··· 抽出テキスト

隠居の独り言(893)

新しい年を迎える度に一つ毎に年齢が重なる重みを若い時は考えなかったが
人生の一里塚をしみじみ感じる昨今は残り少ない時間の配分を考えさせられる。
今は身体が丈夫で生活に支障は無いが老後の先行きに常々不安は付きまとう。
遅かれ早かれ、人の支えがないと生活出来ない時の来るのは人生の定めだが
たとえ子供や孫たちと密着の生活をしていてもイザの時には、あまり世話を
掛けたくないのが本心で、終の棲家は本来なら自宅が理想と思ってはみても
自らの尊厳を思うと、むしろホームや病院の方が身支度にいいものと考える。
データからいえば現在の日本人の平均寿命は男性が79歳、女性は84歳だが、
健康で自立した生活が出来る所謂、健康平均寿命は男性73歳、女性78歳で
介護や誰かの手助けが必要となる非健康期間の約7年を経て生涯を閉じる。

······
··· 記録データ

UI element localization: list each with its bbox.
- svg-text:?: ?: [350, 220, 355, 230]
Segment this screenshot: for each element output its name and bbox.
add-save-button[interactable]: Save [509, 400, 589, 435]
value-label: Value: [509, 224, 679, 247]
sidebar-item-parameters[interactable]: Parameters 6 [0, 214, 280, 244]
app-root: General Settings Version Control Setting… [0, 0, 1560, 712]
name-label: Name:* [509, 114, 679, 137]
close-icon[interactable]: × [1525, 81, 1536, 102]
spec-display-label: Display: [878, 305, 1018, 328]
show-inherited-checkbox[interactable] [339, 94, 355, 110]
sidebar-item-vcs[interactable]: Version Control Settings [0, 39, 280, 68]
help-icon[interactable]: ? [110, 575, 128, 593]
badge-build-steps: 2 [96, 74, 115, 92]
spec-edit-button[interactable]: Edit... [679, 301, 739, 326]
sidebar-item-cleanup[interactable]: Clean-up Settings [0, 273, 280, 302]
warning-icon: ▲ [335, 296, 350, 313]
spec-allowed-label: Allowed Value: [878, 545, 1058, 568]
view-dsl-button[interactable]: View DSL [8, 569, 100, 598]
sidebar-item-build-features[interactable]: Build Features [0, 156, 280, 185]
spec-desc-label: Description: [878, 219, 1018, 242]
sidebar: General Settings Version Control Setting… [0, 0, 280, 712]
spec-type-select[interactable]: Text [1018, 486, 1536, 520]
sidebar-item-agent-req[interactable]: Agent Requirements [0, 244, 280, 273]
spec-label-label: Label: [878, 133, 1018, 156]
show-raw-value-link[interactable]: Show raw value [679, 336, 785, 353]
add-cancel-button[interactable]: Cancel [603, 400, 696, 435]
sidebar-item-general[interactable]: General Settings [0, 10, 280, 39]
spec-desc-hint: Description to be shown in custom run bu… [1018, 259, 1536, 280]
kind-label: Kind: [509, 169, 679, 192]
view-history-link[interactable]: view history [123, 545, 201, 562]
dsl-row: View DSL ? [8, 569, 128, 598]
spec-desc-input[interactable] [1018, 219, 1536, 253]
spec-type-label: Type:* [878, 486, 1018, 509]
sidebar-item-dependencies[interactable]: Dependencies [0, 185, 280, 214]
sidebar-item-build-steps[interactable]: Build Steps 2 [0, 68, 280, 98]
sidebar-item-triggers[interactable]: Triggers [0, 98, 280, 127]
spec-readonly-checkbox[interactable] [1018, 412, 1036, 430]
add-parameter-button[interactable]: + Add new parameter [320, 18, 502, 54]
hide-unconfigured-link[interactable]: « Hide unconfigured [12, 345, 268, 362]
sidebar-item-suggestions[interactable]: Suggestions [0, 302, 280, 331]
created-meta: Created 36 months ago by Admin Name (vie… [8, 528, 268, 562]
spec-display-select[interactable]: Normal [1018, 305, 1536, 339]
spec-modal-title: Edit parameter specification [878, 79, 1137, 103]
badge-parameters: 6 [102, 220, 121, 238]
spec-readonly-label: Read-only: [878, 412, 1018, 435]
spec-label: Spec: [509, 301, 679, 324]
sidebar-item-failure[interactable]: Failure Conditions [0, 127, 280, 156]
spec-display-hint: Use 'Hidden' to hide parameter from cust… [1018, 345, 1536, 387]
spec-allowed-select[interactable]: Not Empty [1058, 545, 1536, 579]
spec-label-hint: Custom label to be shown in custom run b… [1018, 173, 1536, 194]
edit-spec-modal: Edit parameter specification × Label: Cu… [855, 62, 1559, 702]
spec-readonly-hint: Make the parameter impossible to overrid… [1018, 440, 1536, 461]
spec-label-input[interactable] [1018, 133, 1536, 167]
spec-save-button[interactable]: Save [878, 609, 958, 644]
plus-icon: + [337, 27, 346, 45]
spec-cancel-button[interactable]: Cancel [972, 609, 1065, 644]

······

## [作業一覧]
**A.** 抽出テキストのうち、「今は身体が丈夫で生活に支障は無いが老後の先行きに常々不安は付きまとう。」から「自らの尊厳を思うと、むしろホームや病院の方が身支度にいいものと考える。」までのすべてを一字も変えずに引用してください。
**B.** 抽出テキストによると、日本人男性の健康平均寿命は何歳ですか？
これらのエントリは、どの作業にも使いません。

## [各作業の回答]
**A.**
今は身体が丈夫で生活に支障は無いが老後の先行きに常々不安は付きまとう。
遅かれ早かれ、人の支えがないと生活出来ない時の来るのは人生の定めだが
たとえ子供や孫たちと密着の生活をしていてもイザの時には、あまり世話を
掛けたくないのが本心で、終の棲家は本来なら自宅が理想と思ってはみても
自らの尊厳を思うと、むしろホームや病院の方が身支度にいいものと考える。

**B.** 73歳です。